▶ Goal of the exercise: Extract the data exactly, missing nothing.
----- Record extracts -----
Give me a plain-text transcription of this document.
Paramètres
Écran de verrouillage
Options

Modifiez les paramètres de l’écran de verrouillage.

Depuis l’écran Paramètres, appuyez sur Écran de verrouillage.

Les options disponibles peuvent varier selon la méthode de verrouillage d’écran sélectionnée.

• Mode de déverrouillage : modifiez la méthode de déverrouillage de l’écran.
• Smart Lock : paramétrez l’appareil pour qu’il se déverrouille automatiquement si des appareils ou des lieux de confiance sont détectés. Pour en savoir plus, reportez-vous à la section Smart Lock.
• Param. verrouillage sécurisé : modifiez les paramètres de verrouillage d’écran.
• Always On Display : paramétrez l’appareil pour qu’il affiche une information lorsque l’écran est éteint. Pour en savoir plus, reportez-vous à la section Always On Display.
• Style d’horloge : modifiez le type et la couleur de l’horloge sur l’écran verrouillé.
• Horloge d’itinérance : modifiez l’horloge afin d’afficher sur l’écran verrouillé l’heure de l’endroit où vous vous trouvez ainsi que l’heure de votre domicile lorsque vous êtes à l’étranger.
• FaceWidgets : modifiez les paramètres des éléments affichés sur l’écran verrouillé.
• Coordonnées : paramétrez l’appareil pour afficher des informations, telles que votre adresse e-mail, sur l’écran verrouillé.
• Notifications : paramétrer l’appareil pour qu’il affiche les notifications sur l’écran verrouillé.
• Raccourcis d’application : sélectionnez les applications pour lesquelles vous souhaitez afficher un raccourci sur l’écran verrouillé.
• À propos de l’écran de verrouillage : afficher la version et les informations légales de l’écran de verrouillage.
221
-----
▶ Exercise solution:
Give me a plain-text transcription of this document.
Paramètres
Écran de verrouillage
Options

Modifiez les paramètres de l’écran de verrouillage.

Depuis l’écran Paramètres, appuyez sur Écran de verrouillage.

Les options disponibles peuvent varier selon la méthode de verrouillage d’écran sélectionnée.

• Mode de déverrouillage : modifiez la méthode de déverrouillage de l’écran.
• Smart Lock : paramétrez l’appareil pour qu’il se déverrouille automatiquement si des appareils ou des lieux de confiance sont détectés. Pour en savoir plus, reportez-vous à la section Smart Lock.
• Param. verrouillage sécurisé : modifiez les paramètres de verrouillage d’écran.
• Always On Display : paramétrez l’appareil pour qu’il affiche une information lorsque l’écran est éteint. Pour en savoir plus, reportez-vous à la section Always On Display.
• Style d’horloge : modifiez le type et la couleur de l’horloge sur l’écran verrouillé.
• Horloge d’itinérance : modifiez l’horloge afin d’afficher sur l’écran verrouillé l’heure de l’endroit où vous vous trouvez ainsi que l’heure de votre domicile lorsque vous êtes à l’étranger.
• FaceWidgets : modifiez les paramètres des éléments affichés sur l’écran verrouillé.
• Coordonnées : paramétrez l’appareil pour afficher des informations, telles que votre adresse e-mail, sur l’écran verrouillé.
• Notifications : paramétrer l’appareil pour qu’il affiche les notifications sur l’écran verrouillé.
• Raccourcis d’application : sélectionnez les applications pour lesquelles vous souhaitez afficher un raccourci sur l’écran verrouillé.
• À propos de l’écran de verrouillage : afficher la version et les informations légales de l’écran de verrouillage.
221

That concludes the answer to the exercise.